▶ **Written problem**:
Below is a block of data; give all of it again word for word.

Start of Record list

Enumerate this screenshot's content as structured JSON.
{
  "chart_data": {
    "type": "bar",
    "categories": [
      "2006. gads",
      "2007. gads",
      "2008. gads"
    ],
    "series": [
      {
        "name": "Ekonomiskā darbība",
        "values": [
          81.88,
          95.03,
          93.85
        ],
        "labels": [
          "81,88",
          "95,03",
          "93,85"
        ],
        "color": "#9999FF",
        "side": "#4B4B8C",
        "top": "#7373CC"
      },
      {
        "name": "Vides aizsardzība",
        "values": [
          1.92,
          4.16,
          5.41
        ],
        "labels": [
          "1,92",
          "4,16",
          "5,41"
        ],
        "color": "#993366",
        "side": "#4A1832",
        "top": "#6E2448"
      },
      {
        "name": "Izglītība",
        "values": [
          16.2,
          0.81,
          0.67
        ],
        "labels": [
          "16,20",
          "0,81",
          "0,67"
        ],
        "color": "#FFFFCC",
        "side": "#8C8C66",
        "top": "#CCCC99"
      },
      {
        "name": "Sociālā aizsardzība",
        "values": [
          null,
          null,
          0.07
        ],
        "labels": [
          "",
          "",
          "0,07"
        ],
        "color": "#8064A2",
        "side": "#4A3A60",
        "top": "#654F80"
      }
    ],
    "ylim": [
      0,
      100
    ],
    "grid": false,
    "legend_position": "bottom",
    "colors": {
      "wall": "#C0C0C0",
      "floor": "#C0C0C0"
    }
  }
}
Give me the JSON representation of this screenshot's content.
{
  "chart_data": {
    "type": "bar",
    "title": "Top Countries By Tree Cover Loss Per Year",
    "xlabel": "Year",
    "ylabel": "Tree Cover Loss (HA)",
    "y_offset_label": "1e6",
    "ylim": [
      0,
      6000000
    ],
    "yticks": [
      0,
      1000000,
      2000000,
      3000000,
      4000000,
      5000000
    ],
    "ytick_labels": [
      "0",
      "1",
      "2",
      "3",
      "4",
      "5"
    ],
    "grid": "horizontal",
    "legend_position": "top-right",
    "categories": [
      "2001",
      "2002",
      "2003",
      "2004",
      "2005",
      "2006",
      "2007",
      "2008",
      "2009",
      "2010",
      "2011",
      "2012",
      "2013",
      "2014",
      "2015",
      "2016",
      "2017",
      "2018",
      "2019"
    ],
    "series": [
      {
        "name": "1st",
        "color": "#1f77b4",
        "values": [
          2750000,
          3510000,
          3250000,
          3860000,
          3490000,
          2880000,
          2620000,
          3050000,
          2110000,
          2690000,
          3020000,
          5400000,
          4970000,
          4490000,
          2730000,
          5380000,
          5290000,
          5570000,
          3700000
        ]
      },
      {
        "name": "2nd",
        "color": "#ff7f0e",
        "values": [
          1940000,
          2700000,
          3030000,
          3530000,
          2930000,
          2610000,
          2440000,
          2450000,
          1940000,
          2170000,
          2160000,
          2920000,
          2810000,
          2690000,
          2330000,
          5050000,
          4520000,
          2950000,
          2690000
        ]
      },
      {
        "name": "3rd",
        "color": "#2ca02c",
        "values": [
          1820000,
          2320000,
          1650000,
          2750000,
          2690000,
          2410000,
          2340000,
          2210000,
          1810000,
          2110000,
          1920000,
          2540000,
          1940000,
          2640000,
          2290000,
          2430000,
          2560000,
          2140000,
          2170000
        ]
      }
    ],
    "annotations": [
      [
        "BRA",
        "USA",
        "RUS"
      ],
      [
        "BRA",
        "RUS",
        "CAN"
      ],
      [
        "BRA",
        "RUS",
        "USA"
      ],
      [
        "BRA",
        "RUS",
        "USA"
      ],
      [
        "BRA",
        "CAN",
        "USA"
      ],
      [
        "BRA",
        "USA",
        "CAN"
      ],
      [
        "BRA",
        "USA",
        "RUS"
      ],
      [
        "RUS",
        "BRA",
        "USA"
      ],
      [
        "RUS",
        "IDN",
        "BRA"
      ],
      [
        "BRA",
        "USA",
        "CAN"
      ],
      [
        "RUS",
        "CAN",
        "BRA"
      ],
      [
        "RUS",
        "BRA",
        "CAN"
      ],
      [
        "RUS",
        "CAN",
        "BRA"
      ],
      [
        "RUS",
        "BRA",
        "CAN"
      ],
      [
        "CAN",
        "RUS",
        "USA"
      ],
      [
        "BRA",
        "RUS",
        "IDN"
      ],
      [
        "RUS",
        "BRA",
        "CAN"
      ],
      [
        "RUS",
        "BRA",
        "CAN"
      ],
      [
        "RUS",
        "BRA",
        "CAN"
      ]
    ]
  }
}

End of Record list

▶ **Correct result**:
Enumerate this screenshot's content as structured JSON.
{
  "chart_data": {
    "type": "bar",
    "categories": [
      "2006. gads",
      "2007. gads",
      "2008. gads"
    ],
    "series": [
      {
        "name": "Ekonomiskā darbība",
        "values": [
          81.88,
          95.03,
          93.85
        ],
        "labels": [
          "81,88",
          "95,03",
          "93,85"
        ],
        "color": "#9999FF",
        "side": "#4B4B8C",
        "top": "#7373CC"
      },
      {
        "name": "Vides aizsardzība",
        "values": [
          1.92,
          4.16,
          5.41
        ],
        "labels": [
          "1,92",
          "4,16",
          "5,41"
        ],
        "color": "#993366",
        "side": "#4A1832",
        "top": "#6E2448"
      },
      {
        "name": "Izglītība",
        "values": [
          16.2,
          0.81,
          0.67
        ],
        "labels": [
          "16,20",
          "0,81",
          "0,67"
        ],
        "color": "#FFFFCC",
        "side": "#8C8C66",
        "top": "#CCCC99"
      },
      {
        "name": "Sociālā aizsardzība",
        "values": [
          null,
          null,
          0.07
        ],
        "labels": [
          "",
          "",
          "0,07"
        ],
        "color": "#8064A2",
        "side": "#4A3A60",
        "top": "#654F80"
      }
    ],
    "ylim": [
      0,
      100
    ],
    "grid": false,
    "legend_position": "bottom",
    "colors": {
      "wall": "#C0C0C0",
      "floor": "#C0C0C0"
    }
  }
}
Give me the JSON representation of this screenshot's content.
{
  "chart_data": {
    "type": "bar",
    "title": "Top Countries By Tree Cover Loss Per Year",
    "xlabel": "Year",
    "ylabel": "Tree Cover Loss (HA)",
    "y_offset_label": "1e6",
    "ylim": [
      0,
      6000000
    ],
    "yticks": [
      0,
      1000000,
      2000000,
      3000000,
      4000000,
      5000000
    ],
    "ytick_labels": [
      "0",
      "1",
      "2",
      "3",
      "4",
      "5"
    ],
    "grid": "horizontal",
    "legend_position": "top-right",
    "categories": [
      "2001",
      "2002",
      "2003",
      "2004",
      "2005",
      "2006",
      "2007",
      "2008",
      "2009",
      "2010",
      "2011",
      "2012",
      "2013",
      "2014",
      "2015",
      "2016",
      "2017",
      "2018",
      "2019"
    ],
    "series": [
      {
        "name": "1st",
        "color": "#1f77b4",
        "values": [
          2750000,
          3510000,
          3250000,
          3860000,
          3490000,
          2880000,
          2620000,
          3050000,
          2110000,
          2690000,
          3020000,
          5400000,
          4970000,
          4490000,
          2730000,
          5380000,
          5290000,
          5570000,
          3700000
        ]
      },
      {
        "name": "2nd",
        "color": "#ff7f0e",
        "values": [
          1940000,
          2700000,
          3030000,
          3530000,
          2930000,
          2610000,
          2440000,
          2450000,
          1940000,
          2170000,
          2160000,
          2920000,
          2810000,
          2690000,
          2330000,
          5050000,
          4520000,
          2950000,
          2690000
        ]
      },
      {
        "name": "3rd",
        "color": "#2ca02c",
        "values": [
          1820000,
          2320000,
          1650000,
          2750000,
          2690000,
          2410000,
          2340000,
          2210000,
          1810000,
          2110000,
          1920000,
          2540000,
          1940000,
          2640000,
          2290000,
          2430000,
          2560000,
          2140000,
          2170000
        ]
      }
    ],
    "annotations": [
      [
        "BRA",
        "USA",
        "RUS"
      ],
      [
        "BRA",
        "RUS",
        "CAN"
      ],
      [
        "BRA",
        "RUS",
        "USA"
      ],
      [
        "BRA",
        "RUS",
        "USA"
      ],
      [
        "BRA",
        "CAN",
        "USA"
      ],
      [
        "BRA",
        "USA",
        "CAN"
      ],
      [
        "BRA",
        "USA",
        "RUS"
      ],
      [
        "RUS",
        "BRA",
        "USA"
      ],
      [
        "RUS",
        "IDN",
        "BRA"
      ],
      [
        "BRA",
        "USA",
        "CAN"
      ],
      [
        "RUS",
        "CAN",
        "BRA"
      ],
      [
        "RUS",
        "BRA",
        "CAN"
      ],
      [
        "RUS",
        "CAN",
        "BRA"
      ],
      [
        "RUS",
        "BRA",
        "CAN"
      ],
      [
        "CAN",
        "RUS",
        "USA"
      ],
      [
        "BRA",
        "RUS",
        "IDN"
      ],
      [
        "RUS",
        "BRA",
        "CAN"
      ],
      [
        "RUS",
        "BRA",
        "CAN"
      ],
      [
        "RUS",
        "BRA",
        "CAN"
      ]
    ]
  }
}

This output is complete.